Items from a figure collection
>>>>
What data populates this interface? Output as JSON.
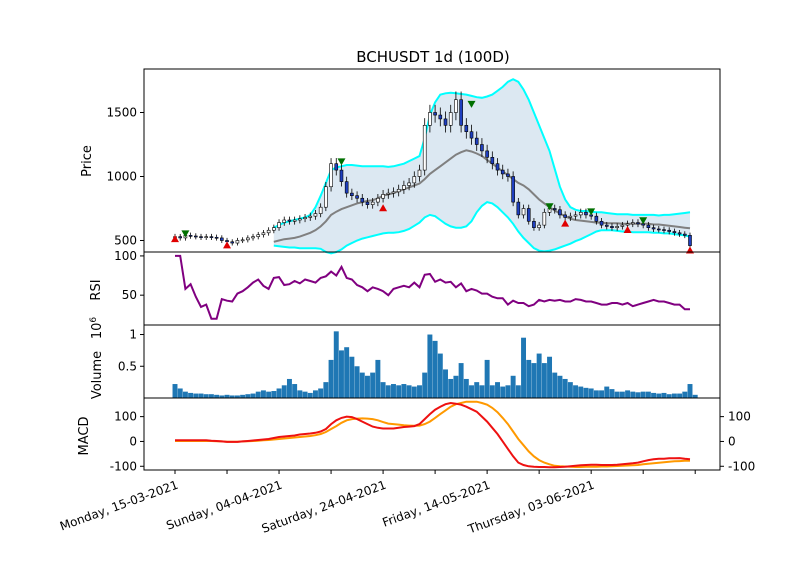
{
  "chart_data": {
    "type": "candlestick",
    "title": "BCHUSDT 1d (100D)",
    "x_tick_labels": [
      "Monday, 15-03-2021",
      "Sunday, 04-04-2021",
      "Saturday, 24-04-2021",
      "Friday, 14-05-2021",
      "Thursday, 03-06-2021"
    ],
    "x_tick_days": [
      0,
      20,
      40,
      60,
      80
    ],
    "days": 100,
    "panels": [
      {
        "id": "price",
        "ylabel": "Price",
        "ylim": [
          410,
          1840
        ],
        "yticks": [
          500,
          1000,
          1500
        ],
        "closes": [
          530,
          520,
          540,
          535,
          530,
          525,
          530,
          525,
          520,
          500,
          490,
          480,
          500,
          505,
          520,
          530,
          545,
          560,
          580,
          600,
          640,
          660,
          650,
          660,
          670,
          680,
          690,
          710,
          760,
          920,
          1100,
          1050,
          960,
          870,
          850,
          830,
          800,
          780,
          800,
          830,
          860,
          870,
          880,
          900,
          930,
          950,
          1000,
          1050,
          1400,
          1500,
          1480,
          1450,
          1400,
          1500,
          1600,
          1400,
          1350,
          1300,
          1250,
          1200,
          1150,
          1100,
          1050,
          1020,
          1000,
          800,
          700,
          750,
          650,
          600,
          620,
          720,
          750,
          740,
          700,
          680,
          690,
          700,
          720,
          700,
          690,
          650,
          620,
          610,
          600,
          610,
          620,
          630,
          640,
          630,
          620,
          600,
          590,
          585,
          580,
          570,
          560,
          550,
          540,
          460
        ],
        "bollinger_upper": [
          null,
          null,
          null,
          null,
          null,
          null,
          null,
          null,
          null,
          null,
          null,
          null,
          null,
          null,
          null,
          null,
          null,
          null,
          null,
          600,
          620,
          640,
          650,
          660,
          670,
          680,
          700,
          760,
          850,
          950,
          1050,
          1070,
          1080,
          1090,
          1090,
          1085,
          1080,
          1080,
          1080,
          1080,
          1080,
          1075,
          1080,
          1090,
          1100,
          1120,
          1140,
          1160,
          1300,
          1480,
          1580,
          1640,
          1650,
          1655,
          1650,
          1645,
          1640,
          1630,
          1620,
          1615,
          1625,
          1640,
          1670,
          1700,
          1740,
          1760,
          1740,
          1680,
          1600,
          1500,
          1400,
          1300,
          1200,
          1060,
          920,
          820,
          760,
          740,
          730,
          730,
          725,
          720,
          720,
          715,
          710,
          705,
          705,
          705,
          700,
          700,
          700,
          700,
          700,
          695,
          700,
          700,
          705,
          710,
          715,
          720
        ],
        "bollinger_middle": [
          null,
          null,
          null,
          null,
          null,
          null,
          null,
          null,
          null,
          null,
          null,
          null,
          null,
          null,
          null,
          null,
          null,
          null,
          null,
          490,
          500,
          510,
          515,
          520,
          530,
          545,
          560,
          580,
          610,
          650,
          700,
          725,
          745,
          760,
          775,
          790,
          800,
          810,
          815,
          830,
          850,
          860,
          870,
          885,
          900,
          915,
          930,
          945,
          980,
          1020,
          1050,
          1080,
          1110,
          1140,
          1170,
          1190,
          1205,
          1195,
          1180,
          1160,
          1130,
          1100,
          1070,
          1040,
          1010,
          980,
          950,
          930,
          900,
          860,
          820,
          790,
          760,
          735,
          710,
          690,
          670,
          660,
          655,
          650,
          645,
          640,
          640,
          635,
          635,
          635,
          630,
          630,
          630,
          630,
          630,
          630,
          625,
          625,
          620,
          615,
          610,
          605,
          600,
          595
        ],
        "bollinger_lower": [
          null,
          null,
          null,
          null,
          null,
          null,
          null,
          null,
          null,
          null,
          null,
          null,
          null,
          null,
          null,
          null,
          null,
          null,
          null,
          460,
          455,
          450,
          445,
          445,
          440,
          440,
          440,
          440,
          435,
          410,
          400,
          410,
          430,
          460,
          480,
          500,
          515,
          525,
          535,
          545,
          555,
          560,
          560,
          565,
          575,
          590,
          615,
          640,
          680,
          700,
          690,
          660,
          630,
          610,
          600,
          600,
          610,
          650,
          720,
          770,
          800,
          790,
          760,
          720,
          680,
          630,
          570,
          520,
          480,
          440,
          420,
          415,
          420,
          430,
          445,
          460,
          475,
          495,
          510,
          530,
          550,
          570,
          580,
          580,
          580,
          575,
          570,
          570,
          565,
          565,
          565,
          565,
          560,
          560,
          555,
          555,
          550,
          545,
          540,
          530
        ],
        "sell_signals": [
          [
            2,
            548
          ],
          [
            32,
            1110
          ],
          [
            57,
            1560
          ],
          [
            72,
            760
          ],
          [
            80,
            720
          ],
          [
            90,
            650
          ]
        ],
        "buy_signals": [
          [
            0,
            518
          ],
          [
            10,
            470
          ],
          [
            40,
            760
          ],
          [
            75,
            640
          ],
          [
            87,
            590
          ],
          [
            99,
            430
          ]
        ]
      },
      {
        "id": "rsi",
        "ylabel": "RSI",
        "ylim": [
          12,
          105
        ],
        "yticks": [
          50,
          100
        ],
        "values": [
          100,
          100,
          58,
          64,
          48,
          35,
          38,
          20,
          20,
          45,
          43,
          42,
          52,
          55,
          60,
          66,
          70,
          62,
          58,
          72,
          73,
          63,
          64,
          68,
          65,
          70,
          68,
          66,
          72,
          74,
          80,
          75,
          86,
          72,
          70,
          63,
          60,
          55,
          60,
          58,
          55,
          50,
          58,
          60,
          62,
          60,
          66,
          60,
          76,
          77,
          67,
          70,
          66,
          67,
          60,
          65,
          55,
          58,
          56,
          52,
          52,
          48,
          46,
          46,
          38,
          43,
          40,
          40,
          36,
          38,
          44,
          42,
          44,
          43,
          44,
          42,
          42,
          45,
          44,
          42,
          42,
          40,
          38,
          38,
          40,
          40,
          38,
          40,
          36,
          38,
          40,
          42,
          44,
          42,
          42,
          40,
          38,
          38,
          32,
          32
        ]
      },
      {
        "id": "volume",
        "ylabel": "Volume",
        "exponent_label": "6",
        "ylim": [
          0,
          1.15
        ],
        "yticks": [
          0.5,
          1.0
        ],
        "values": [
          0.22,
          0.15,
          0.1,
          0.08,
          0.07,
          0.07,
          0.06,
          0.06,
          0.05,
          0.04,
          0.05,
          0.04,
          0.04,
          0.05,
          0.06,
          0.07,
          0.1,
          0.12,
          0.1,
          0.11,
          0.15,
          0.2,
          0.3,
          0.22,
          0.12,
          0.1,
          0.08,
          0.12,
          0.15,
          0.25,
          0.6,
          1.05,
          0.75,
          0.8,
          0.65,
          0.5,
          0.4,
          0.35,
          0.4,
          0.6,
          0.25,
          0.2,
          0.22,
          0.2,
          0.22,
          0.2,
          0.18,
          0.2,
          0.4,
          1.0,
          0.9,
          0.7,
          0.45,
          0.3,
          0.35,
          0.55,
          0.3,
          0.2,
          0.25,
          0.2,
          0.6,
          0.2,
          0.25,
          0.18,
          0.2,
          0.35,
          0.2,
          0.95,
          0.6,
          0.55,
          0.7,
          0.55,
          0.65,
          0.4,
          0.35,
          0.3,
          0.25,
          0.2,
          0.18,
          0.16,
          0.15,
          0.12,
          0.12,
          0.18,
          0.14,
          0.1,
          0.1,
          0.12,
          0.1,
          0.09,
          0.1,
          0.1,
          0.08,
          0.07,
          0.08,
          0.06,
          0.07,
          0.07,
          0.1,
          0.22,
          0.05
        ]
      },
      {
        "id": "macd",
        "ylabel": "MACD",
        "ylim": [
          -115,
          175
        ],
        "yticks": [
          -100,
          0,
          100
        ],
        "right_yticks": [
          -100,
          0,
          100
        ],
        "macd": [
          5,
          5,
          5,
          5,
          5,
          5,
          5,
          3,
          2,
          0,
          -2,
          -2,
          -2,
          0,
          2,
          4,
          6,
          8,
          10,
          14,
          18,
          20,
          22,
          24,
          28,
          30,
          32,
          35,
          40,
          50,
          70,
          85,
          95,
          100,
          98,
          90,
          80,
          70,
          60,
          55,
          52,
          52,
          52,
          55,
          58,
          60,
          62,
          70,
          90,
          110,
          128,
          140,
          150,
          155,
          152,
          148,
          140,
          130,
          120,
          100,
          80,
          55,
          30,
          0,
          -30,
          -60,
          -85,
          -95,
          -100,
          -102,
          -103,
          -103,
          -104,
          -104,
          -103,
          -102,
          -100,
          -98,
          -96,
          -95,
          -94,
          -94,
          -95,
          -95,
          -95,
          -94,
          -92,
          -90,
          -88,
          -85,
          -80,
          -75,
          -72,
          -70,
          -70,
          -68,
          -68,
          -67,
          -70,
          -72
        ],
        "signal": [
          2,
          2,
          2,
          2,
          2,
          2,
          2,
          2,
          1,
          0,
          -1,
          -1,
          -1,
          0,
          1,
          2,
          3,
          5,
          6,
          8,
          10,
          12,
          14,
          16,
          18,
          20,
          22,
          25,
          30,
          38,
          50,
          62,
          75,
          85,
          90,
          92,
          93,
          92,
          90,
          85,
          78,
          72,
          70,
          68,
          65,
          64,
          63,
          64,
          70,
          80,
          95,
          110,
          125,
          140,
          150,
          155,
          160,
          160,
          160,
          155,
          148,
          135,
          118,
          95,
          70,
          40,
          10,
          -15,
          -40,
          -60,
          -75,
          -85,
          -92,
          -98,
          -100,
          -101,
          -102,
          -103,
          -103,
          -102,
          -102,
          -102,
          -101,
          -101,
          -100,
          -99,
          -98,
          -97,
          -96,
          -95,
          -92,
          -90,
          -88,
          -86,
          -84,
          -82,
          -80,
          -79,
          -78,
          -78
        ]
      }
    ]
  }
}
<<<<
**GIVEN PROBLEM:**
Copy every line of the records above that contains "ylabel".

**ANSWER TO THIS PROBLEM:**
        "ylabel": "Price",
        "ylabel": "RSI",
        "ylabel": "Volume",
        "ylabel": "MACD",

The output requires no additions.